#### Data entries for graphics
--- BEGIN ---
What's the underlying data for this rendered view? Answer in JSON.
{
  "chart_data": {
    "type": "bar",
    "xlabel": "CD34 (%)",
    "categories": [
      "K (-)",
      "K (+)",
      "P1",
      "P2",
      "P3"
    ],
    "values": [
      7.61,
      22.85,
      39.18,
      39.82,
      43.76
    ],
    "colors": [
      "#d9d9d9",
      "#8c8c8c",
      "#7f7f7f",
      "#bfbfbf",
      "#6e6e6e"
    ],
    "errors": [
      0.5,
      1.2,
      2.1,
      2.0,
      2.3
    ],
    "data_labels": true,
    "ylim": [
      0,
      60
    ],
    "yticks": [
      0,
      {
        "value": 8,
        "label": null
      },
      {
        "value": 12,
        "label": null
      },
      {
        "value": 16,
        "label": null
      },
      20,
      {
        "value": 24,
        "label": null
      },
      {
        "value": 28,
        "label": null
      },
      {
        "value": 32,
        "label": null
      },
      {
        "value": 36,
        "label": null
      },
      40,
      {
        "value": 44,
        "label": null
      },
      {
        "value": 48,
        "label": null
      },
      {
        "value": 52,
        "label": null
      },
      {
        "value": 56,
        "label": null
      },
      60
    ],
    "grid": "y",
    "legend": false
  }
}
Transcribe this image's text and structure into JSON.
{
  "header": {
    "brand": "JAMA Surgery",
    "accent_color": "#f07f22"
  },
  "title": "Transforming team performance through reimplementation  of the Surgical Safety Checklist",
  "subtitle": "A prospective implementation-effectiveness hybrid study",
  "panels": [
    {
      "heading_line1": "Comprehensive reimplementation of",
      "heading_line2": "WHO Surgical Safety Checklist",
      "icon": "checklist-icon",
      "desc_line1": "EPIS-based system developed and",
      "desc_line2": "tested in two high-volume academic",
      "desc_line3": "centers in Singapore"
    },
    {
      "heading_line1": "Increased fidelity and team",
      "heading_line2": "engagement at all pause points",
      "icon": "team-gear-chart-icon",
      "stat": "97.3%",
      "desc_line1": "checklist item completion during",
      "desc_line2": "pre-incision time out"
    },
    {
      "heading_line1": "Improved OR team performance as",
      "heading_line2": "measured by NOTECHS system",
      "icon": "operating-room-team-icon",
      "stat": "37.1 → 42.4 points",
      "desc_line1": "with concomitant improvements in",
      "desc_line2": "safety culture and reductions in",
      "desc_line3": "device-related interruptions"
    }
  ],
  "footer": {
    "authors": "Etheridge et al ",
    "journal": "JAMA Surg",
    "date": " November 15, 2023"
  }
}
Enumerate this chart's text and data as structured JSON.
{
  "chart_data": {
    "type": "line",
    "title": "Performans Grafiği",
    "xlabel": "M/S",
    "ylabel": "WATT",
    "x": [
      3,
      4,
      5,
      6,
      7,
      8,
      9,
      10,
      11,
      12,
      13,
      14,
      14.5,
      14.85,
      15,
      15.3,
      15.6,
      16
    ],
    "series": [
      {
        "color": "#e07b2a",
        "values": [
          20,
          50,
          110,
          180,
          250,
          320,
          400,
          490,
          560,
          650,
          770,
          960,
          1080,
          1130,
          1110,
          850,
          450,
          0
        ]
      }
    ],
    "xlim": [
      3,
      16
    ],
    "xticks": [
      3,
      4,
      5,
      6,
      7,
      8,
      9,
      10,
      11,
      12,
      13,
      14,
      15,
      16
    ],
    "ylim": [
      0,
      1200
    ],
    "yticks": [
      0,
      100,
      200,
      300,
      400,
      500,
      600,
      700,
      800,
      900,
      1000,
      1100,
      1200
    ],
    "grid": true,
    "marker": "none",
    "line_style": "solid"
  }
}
--- END ---
#### Exercise task
The records above should be restated word for word, please.

#### Solution to this task
What's the underlying data for this rendered view? Answer in JSON.
{
  "chart_data": {
    "type": "bar",
    "xlabel": "CD34 (%)",
    "categories": [
      "K (-)",
      "K (+)",
      "P1",
      "P2",
      "P3"
    ],
    "values": [
      7.61,
      22.85,
      39.18,
      39.82,
      43.76
    ],
    "colors": [
      "#d9d9d9",
      "#8c8c8c",
      "#7f7f7f",
      "#bfbfbf",
      "#6e6e6e"
    ],
    "errors": [
      0.5,
      1.2,
      2.1,
      2.0,
      2.3
    ],
    "data_labels": true,
    "ylim": [
      0,
      60
    ],
    "yticks": [
      0,
      {
        "value": 8,
        "label": null
      },
      {
        "value": 12,
        "label": null
      },
      {
        "value": 16,
        "label": null
      },
      20,
      {
        "value": 24,
        "label": null
      },
      {
        "value": 28,
        "label": null
      },
      {
        "value": 32,
        "label": null
      },
      {
        "value": 36,
        "label": null
      },
      40,
      {
        "value": 44,
        "label": null
      },
      {
        "value": 48,
        "label": null
      },
      {
        "value": 52,
        "label": null
      },
      {
        "value": 56,
        "label": null
      },
      60
    ],
    "grid": "y",
    "legend": false
  }
}
Transcribe this image's text and structure into JSON.
{
  "header": {
    "brand": "JAMA Surgery",
    "accent_color": "#f07f22"
  },
  "title": "Transforming team performance through reimplementation  of the Surgical Safety Checklist",
  "subtitle": "A prospective implementation-effectiveness hybrid study",
  "panels": [
    {
      "heading_line1": "Comprehensive reimplementation of",
      "heading_line2": "WHO Surgical Safety Checklist",
      "icon": "checklist-icon",
      "desc_line1": "EPIS-based system developed and",
      "desc_line2": "tested in two high-volume academic",
      "desc_line3": "centers in Singapore"
    },
    {
      "heading_line1": "Increased fidelity and team",
      "heading_line2": "engagement at all pause points",
      "icon": "team-gear-chart-icon",
      "stat": "97.3%",
      "desc_line1": "checklist item completion during",
      "desc_line2": "pre-incision time out"
    },
    {
      "heading_line1": "Improved OR team performance as",
      "heading_line2": "measured by NOTECHS system",
      "icon": "operating-room-team-icon",
      "stat": "37.1 → 42.4 points",
      "desc_line1": "with concomitant improvements in",
      "desc_line2": "safety culture and reductions in",
      "desc_line3": "device-related interruptions"
    }
  ],
  "footer": {
    "authors": "Etheridge et al ",
    "journal": "JAMA Surg",
    "date": " November 15, 2023"
  }
}
Enumerate this chart's text and data as structured JSON.
{
  "chart_data": {
    "type": "line",
    "title": "Performans Grafiği",
    "xlabel": "M/S",
    "ylabel": "WATT",
    "x": [
      3,
      4,
      5,
      6,
      7,
      8,
      9,
      10,
      11,
      12,
      13,
      14,
      14.5,
      14.85,
      15,
      15.3,
      15.6,
      16
    ],
    "series": [
      {
        "color": "#e07b2a",
        "values": [
          20,
          50,
          110,
          180,
          250,
          320,
          400,
          490,
          560,
          650,
          770,
          960,
          1080,
          1130,
          1110,
          850,
          450,
          0
        ]
      }
    ],
    "xlim": [
      3,
      16
    ],
    "xticks": [
      3,
      4,
      5,
      6,
      7,
      8,
      9,
      10,
      11,
      12,
      13,
      14,
      15,
      16
    ],
    "ylim": [
      0,
      1200
    ],
    "yticks": [
      0,
      100,
      200,
      300,
      400,
      500,
      600,
      700,
      800,
      900,
      1000,
      1100,
      1200
    ],
    "grid": true,
    "marker": "none",
    "line_style": "solid"
  }
}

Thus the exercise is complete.